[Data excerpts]

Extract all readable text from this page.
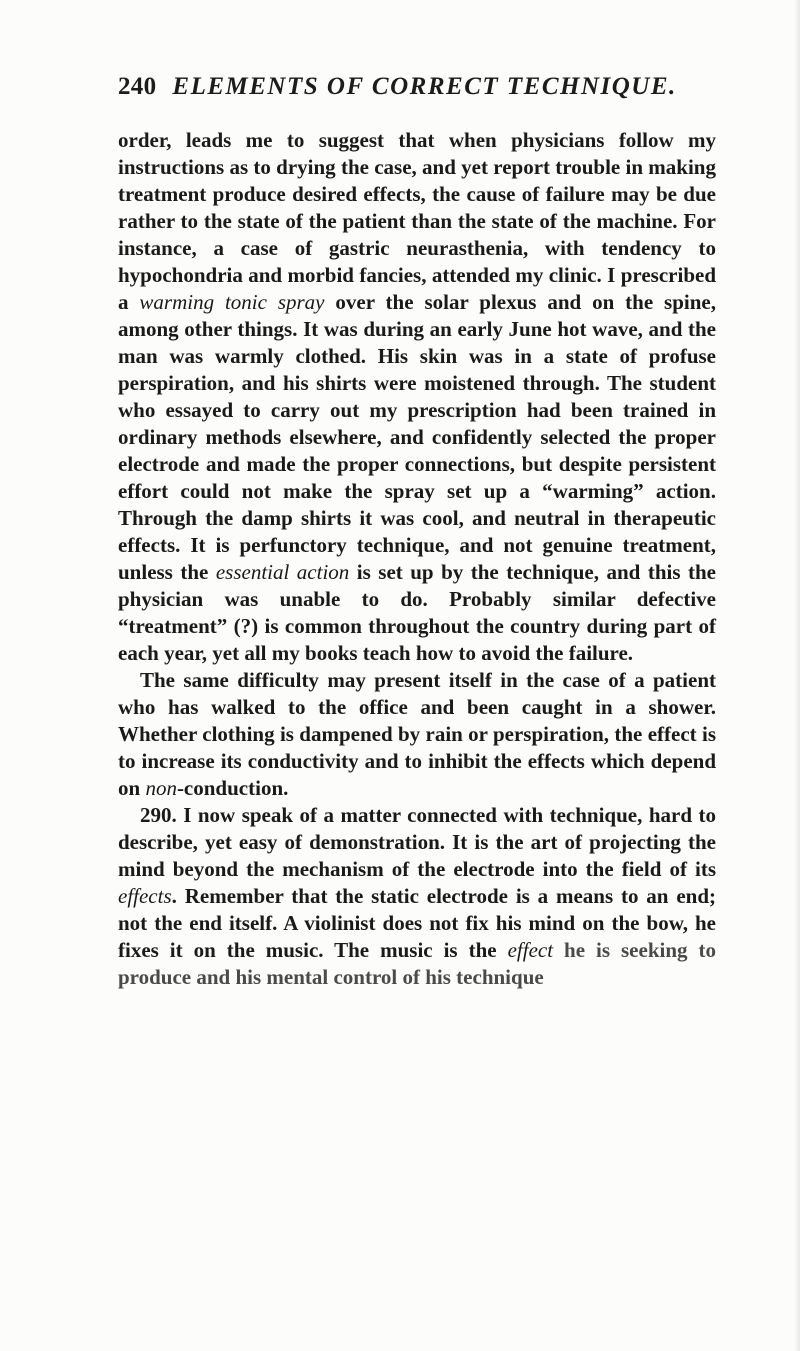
240 ELEMENTS OF CORRECT TECHNIQUE.

order, leads me to suggest that when physicians follow my instructions as to drying the case, and yet report trouble in making treatment produce desired effects, the cause of failure may be due rather to the state of the patient than the state of the machine. For instance, a case of gastric neurasthenia, with tendency to hypochondria and morbid fancies, attended my clinic. I prescribed a warming tonic spray over the solar plexus and on the spine, among other things. It was during an early June hot wave, and the man was warmly clothed. His skin was in a state of profuse perspiration, and his shirts were moistened through. The student who essayed to carry out my prescription had been trained in ordinary methods elsewhere, and confidently selected the proper electrode and made the proper connections, but despite persistent effort could not make the spray set up a “warming” action. Through the damp shirts it was cool, and neutral in therapeutic effects. It is perfunctory technique, and not genuine treatment, unless the essential action is set up by the technique, and this the physician was unable to do. Probably similar defective “treatment” (?) is common throughout the country during part of each year, yet all my books teach how to avoid the failure.

The same difficulty may present itself in the case of a patient who has walked to the office and been caught in a shower. Whether clothing is dampened by rain or perspiration, the effect is to increase its conductivity and to inhibit the effects which depend on non-conduction.

290. I now speak of a matter connected with technique, hard to describe, yet easy of demonstration. It is the art of projecting the mind beyond the mechanism of the electrode into the field of its effects. Remember that the static electrode is a means to an end; not the end itself. A violinist does not fix his mind on the bow, he fixes it on the music. The music is the effect he is seeking to produce and his mental control of his technique
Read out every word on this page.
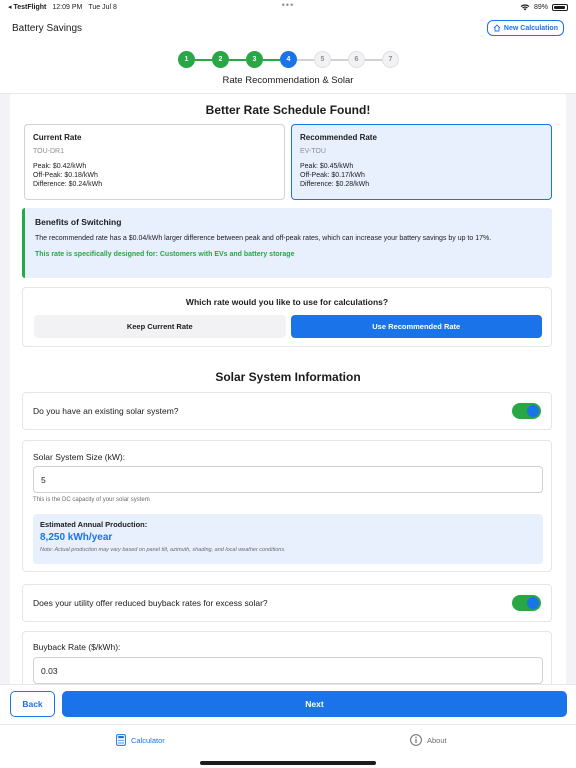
◂ TestFlight 12:09 PM Tue Jul 8	•••	89%
Battery Savings	New Calculation
1	2	3	4	5	6	7
Rate Recommendation & Solar
Better Rate Schedule Found!
Current Rate
TOU-DR1
Peak: $0.42/kWh
Off-Peak: $0.18/kWh
Difference: $0.24/kWh
Recommended Rate
EV-TOU
Peak: $0.45/kWh
Off-Peak: $0.17/kWh
Difference: $0.28/kWh
Benefits of Switching

The recommended rate has a $0.04/kWh larger difference between peak and off-peak rates, which can increase your battery savings by up to 17%.

This rate is specifically designed for: Customers with EVs and battery storage

Which rate would you like to use for calculations?
Keep Current Rate	Use Recommended Rate
Solar System Information
Do you have an existing solar system?
Solar System Size (kW):
5
This is the DC capacity of your solar system
Estimated Annual Production:
8,250 kWh/year
Note: Actual production may vary based on panel tilt, azimuth, shading, and local weather conditions.
Does your utility offer reduced buyback rates for excess solar?
Buyback Rate ($/kWh):
0.03
Back	Next
Calculator	About
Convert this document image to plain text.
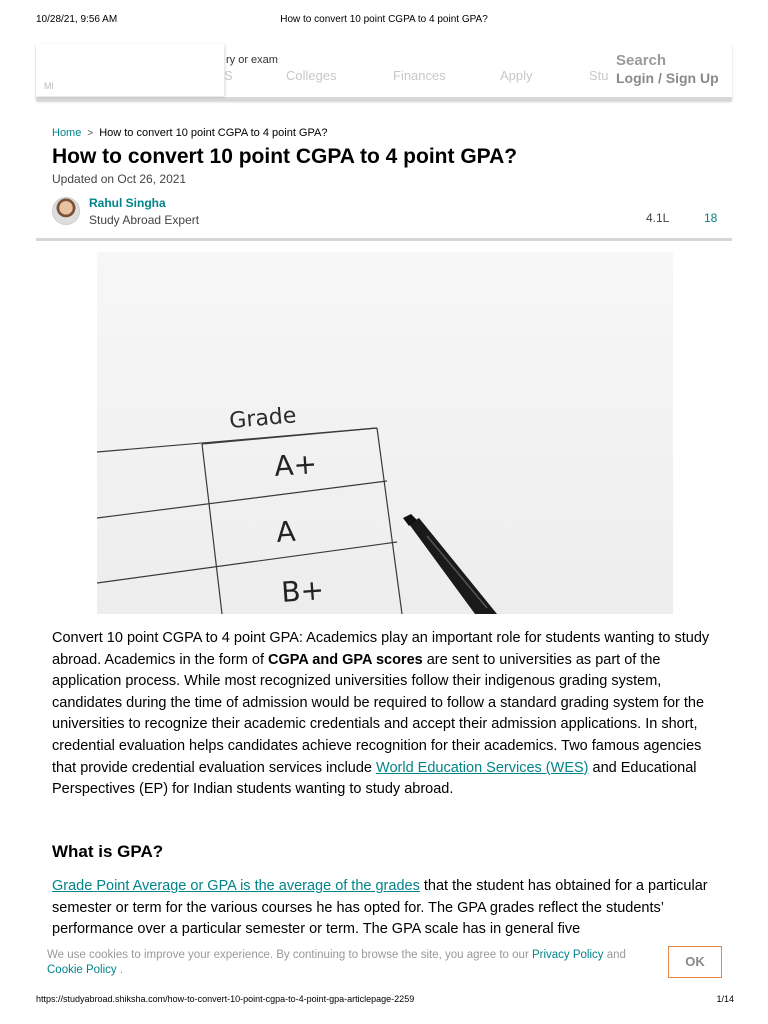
10/28/21, 9:56 AM	How to convert 10 point CGPA to 4 point GPA?
S	Colleges	Finances	Apply	Stu
Ml
ry or exam	Search
Login / Sign Up
Home > How to convert 10 point CGPA to 4 point GPA?
How to convert 10 point CGPA to 4 point GPA?
Updated on Oct 26, 2021
Rahul Singha
Study Abroad Expert	4.1L	18
Grade
A+
A
B+

Convert 10 point CGPA to 4 point GPA: Academics play an important role for students wanting to study abroad. Academics in the form of CGPA and GPA scores are sent to universities as part of the application process. While most recognized universities follow their indigenous grading system, candidates during the time of admission would be required to follow a standard grading system for the universities to recognize their academic credentials and accept their admission applications. In short, credential evaluation helps candidates achieve recognition for their academics. Two famous agencies that provide credential evaluation services include World Education Services (WES) and Educational Perspectives (EP) for Indian students wanting to study abroad.

What is GPA?

Grade Point Average or GPA is the average of the grades that the student has obtained for a particular semester or term for the various courses he has opted for. The GPA grades reflect the students’ performance over a particular semester or term. The GPA scale has in general five

We use cookies to improve your experience. By continuing to browse the site, you agree to our Privacy Policy and Cookie Policy .
OK
https://studyabroad.shiksha.com/how-to-convert-10-point-cgpa-to-4-point-gpa-articlepage-2259	1/14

**The task:**
All preceding records should be duplicated verbatim, images excepted.

**Problem solution:**
Extract all readable text from this page.
240 ELEMENTS OF CORRECT TECHNIQUE.

order, leads me to suggest that when physicians follow my instructions as to drying the case, and yet report trouble in making treatment produce desired effects, the cause of failure may be due rather to the state of the patient than the state of the machine. For instance, a case of gastric neurasthenia, with tendency to hypochondria and morbid fancies, attended my clinic. I prescribed a warming tonic spray over the solar plexus and on the spine, among other things. It was during an early June hot wave, and the man was warmly clothed. His skin was in a state of profuse perspiration, and his shirts were moistened through. The student who essayed to carry out my prescription had been trained in ordinary methods elsewhere, and confidently selected the proper electrode and made the proper connections, but despite persistent effort could not make the spray set up a “warming” action. Through the damp shirts it was cool, and neutral in therapeutic effects. It is perfunctory technique, and not genuine treatment, unless the essential action is set up by the technique, and this the physician was unable to do. Probably similar defective “treatment” (?) is common throughout the country during part of each year, yet all my books teach how to avoid the failure.

The same difficulty may present itself in the case of a patient who has walked to the office and been caught in a shower. Whether clothing is dampened by rain or perspiration, the effect is to increase its conductivity and to inhibit the effects which depend on non-conduction.

290. I now speak of a matter connected with technique, hard to describe, yet easy of demonstration. It is the art of projecting the mind beyond the mechanism of the electrode into the field of its effects. Remember that the static electrode is a means to an end; not the end itself. A violinist does not fix his mind on the bow, he fixes it on the music. The music is the effect he is seeking to produce and his mental control of his technique
Read out every word on this page.
◂ TestFlight 12:09 PM Tue Jul 8	•••	89%
Battery Savings	New Calculation
1	2	3	4	5	6	7
Rate Recommendation & Solar
Better Rate Schedule Found!
Current Rate
TOU-DR1
Peak: $0.42/kWh
Off-Peak: $0.18/kWh
Difference: $0.24/kWh
Recommended Rate
EV-TOU
Peak: $0.45/kWh
Off-Peak: $0.17/kWh
Difference: $0.28/kWh
Benefits of Switching

The recommended rate has a $0.04/kWh larger difference between peak and off-peak rates, which can increase your battery savings by up to 17%.

This rate is specifically designed for: Customers with EVs and battery storage

Which rate would you like to use for calculations?
Keep Current Rate	Use Recommended Rate
Solar System Information
Do you have an existing solar system?
Solar System Size (kW):
5
This is the DC capacity of your solar system
Estimated Annual Production:
8,250 kWh/year
Note: Actual production may vary based on panel tilt, azimuth, shading, and local weather conditions.
Does your utility offer reduced buyback rates for excess solar?
Buyback Rate ($/kWh):
0.03
Back	Next
Calculator	About
Convert this document image to plain text.
10/28/21, 9:56 AM	How to convert 10 point CGPA to 4 point GPA?
S	Colleges	Finances	Apply	Stu
Ml
ry or exam	Search
Login / Sign Up
Home > How to convert 10 point CGPA to 4 point GPA?
How to convert 10 point CGPA to 4 point GPA?
Updated on Oct 26, 2021
Rahul Singha
Study Abroad Expert	4.1L	18
Grade
A+
A
B+

Convert 10 point CGPA to 4 point GPA: Academics play an important role for students wanting to study abroad. Academics in the form of CGPA and GPA scores are sent to universities as part of the application process. While most recognized universities follow their indigenous grading system, candidates during the time of admission would be required to follow a standard grading system for the universities to recognize their academic credentials and accept their admission applications. In short, credential evaluation helps candidates achieve recognition for their academics. Two famous agencies that provide credential evaluation services include World Education Services (WES) and Educational Perspectives (EP) for Indian students wanting to study abroad.

What is GPA?

Grade Point Average or GPA is the average of the grades that the student has obtained for a particular semester or term for the various courses he has opted for. The GPA grades reflect the students’ performance over a particular semester or term. The GPA scale has in general five

We use cookies to improve your experience. By continuing to browse the site, you agree to our Privacy Policy and Cookie Policy .
OK
https://studyabroad.shiksha.com/how-to-convert-10-point-cgpa-to-4-point-gpa-articlepage-2259	1/14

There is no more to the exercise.